*** TASK INPUTS ***

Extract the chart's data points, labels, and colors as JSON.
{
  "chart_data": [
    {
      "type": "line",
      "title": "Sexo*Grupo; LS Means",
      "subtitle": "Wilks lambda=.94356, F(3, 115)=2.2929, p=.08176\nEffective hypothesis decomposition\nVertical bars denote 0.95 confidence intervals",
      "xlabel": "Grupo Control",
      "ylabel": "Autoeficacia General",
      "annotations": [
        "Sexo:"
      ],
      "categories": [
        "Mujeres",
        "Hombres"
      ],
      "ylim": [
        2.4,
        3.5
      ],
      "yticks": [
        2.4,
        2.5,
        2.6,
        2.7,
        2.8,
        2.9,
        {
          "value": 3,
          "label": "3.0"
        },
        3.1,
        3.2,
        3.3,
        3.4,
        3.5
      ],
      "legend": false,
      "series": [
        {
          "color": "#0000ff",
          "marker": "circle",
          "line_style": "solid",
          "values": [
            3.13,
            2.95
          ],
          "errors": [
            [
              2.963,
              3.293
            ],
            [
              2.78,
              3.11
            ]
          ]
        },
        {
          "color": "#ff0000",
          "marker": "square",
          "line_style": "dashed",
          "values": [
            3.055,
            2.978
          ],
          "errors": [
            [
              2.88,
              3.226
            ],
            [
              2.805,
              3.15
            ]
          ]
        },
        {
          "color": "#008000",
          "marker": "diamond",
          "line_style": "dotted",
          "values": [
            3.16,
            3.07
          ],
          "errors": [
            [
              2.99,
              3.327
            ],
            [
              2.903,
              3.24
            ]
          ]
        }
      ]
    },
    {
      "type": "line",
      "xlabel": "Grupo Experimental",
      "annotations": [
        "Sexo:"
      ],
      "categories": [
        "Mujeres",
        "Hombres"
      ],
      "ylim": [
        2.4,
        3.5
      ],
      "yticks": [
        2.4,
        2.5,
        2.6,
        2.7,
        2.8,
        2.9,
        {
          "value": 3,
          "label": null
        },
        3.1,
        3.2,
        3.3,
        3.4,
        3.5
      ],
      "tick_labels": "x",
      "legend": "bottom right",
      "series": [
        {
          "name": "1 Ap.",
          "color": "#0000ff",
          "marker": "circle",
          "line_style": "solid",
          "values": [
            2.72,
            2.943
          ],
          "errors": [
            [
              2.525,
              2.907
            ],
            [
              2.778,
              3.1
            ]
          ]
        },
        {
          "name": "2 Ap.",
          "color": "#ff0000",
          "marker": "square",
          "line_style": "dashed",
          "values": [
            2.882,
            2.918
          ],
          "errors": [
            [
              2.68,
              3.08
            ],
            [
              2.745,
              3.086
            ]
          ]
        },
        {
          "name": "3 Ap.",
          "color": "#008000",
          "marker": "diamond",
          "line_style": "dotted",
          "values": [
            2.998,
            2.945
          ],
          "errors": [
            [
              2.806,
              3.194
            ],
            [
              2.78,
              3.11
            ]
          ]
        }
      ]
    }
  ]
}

***

Return every record above exactly as it appears.

EXERCISE ANSWER:
Extract the chart's data points, labels, and colors as JSON.
{
  "chart_data": [
    {
      "type": "line",
      "title": "Sexo*Grupo; LS Means",
      "subtitle": "Wilks lambda=.94356, F(3, 115)=2.2929, p=.08176\nEffective hypothesis decomposition\nVertical bars denote 0.95 confidence intervals",
      "xlabel": "Grupo Control",
      "ylabel": "Autoeficacia General",
      "annotations": [
        "Sexo:"
      ],
      "categories": [
        "Mujeres",
        "Hombres"
      ],
      "ylim": [
        2.4,
        3.5
      ],
      "yticks": [
        2.4,
        2.5,
        2.6,
        2.7,
        2.8,
        2.9,
        {
          "value": 3,
          "label": "3.0"
        },
        3.1,
        3.2,
        3.3,
        3.4,
        3.5
      ],
      "legend": false,
      "series": [
        {
          "color": "#0000ff",
          "marker": "circle",
          "line_style": "solid",
          "values": [
            3.13,
            2.95
          ],
          "errors": [
            [
              2.963,
              3.293
            ],
            [
              2.78,
              3.11
            ]
          ]
        },
        {
          "color": "#ff0000",
          "marker": "square",
          "line_style": "dashed",
          "values": [
            3.055,
            2.978
          ],
          "errors": [
            [
              2.88,
              3.226
            ],
            [
              2.805,
              3.15
            ]
          ]
        },
        {
          "color": "#008000",
          "marker": "diamond",
          "line_style": "dotted",
          "values": [
            3.16,
            3.07
          ],
          "errors": [
            [
              2.99,
              3.327
            ],
            [
              2.903,
              3.24
            ]
          ]
        }
      ]
    },
    {
      "type": "line",
      "xlabel": "Grupo Experimental",
      "annotations": [
        "Sexo:"
      ],
      "categories": [
        "Mujeres",
        "Hombres"
      ],
      "ylim": [
        2.4,
        3.5
      ],
      "yticks": [
        2.4,
        2.5,
        2.6,
        2.7,
        2.8,
        2.9,
        {
          "value": 3,
          "label": null
        },
        3.1,
        3.2,
        3.3,
        3.4,
        3.5
      ],
      "tick_labels": "x",
      "legend": "bottom right",
      "series": [
        {
          "name": "1 Ap.",
          "color": "#0000ff",
          "marker": "circle",
          "line_style": "solid",
          "values": [
            2.72,
            2.943
          ],
          "errors": [
            [
              2.525,
              2.907
            ],
            [
              2.778,
              3.1
            ]
          ]
        },
        {
          "name": "2 Ap.",
          "color": "#ff0000",
          "marker": "square",
          "line_style": "dashed",
          "values": [
            2.882,
            2.918
          ],
          "errors": [
            [
              2.68,
              3.08
            ],
            [
              2.745,
              3.086
            ]
          ]
        },
        {
          "name": "3 Ap.",
          "color": "#008000",
          "marker": "diamond",
          "line_style": "dotted",
          "values": [
            2.998,
            2.945
          ],
          "errors": [
            [
              2.806,
              3.194
            ],
            [
              2.78,
              3.11
            ]
          ]
        }
      ]
    }
  ]
}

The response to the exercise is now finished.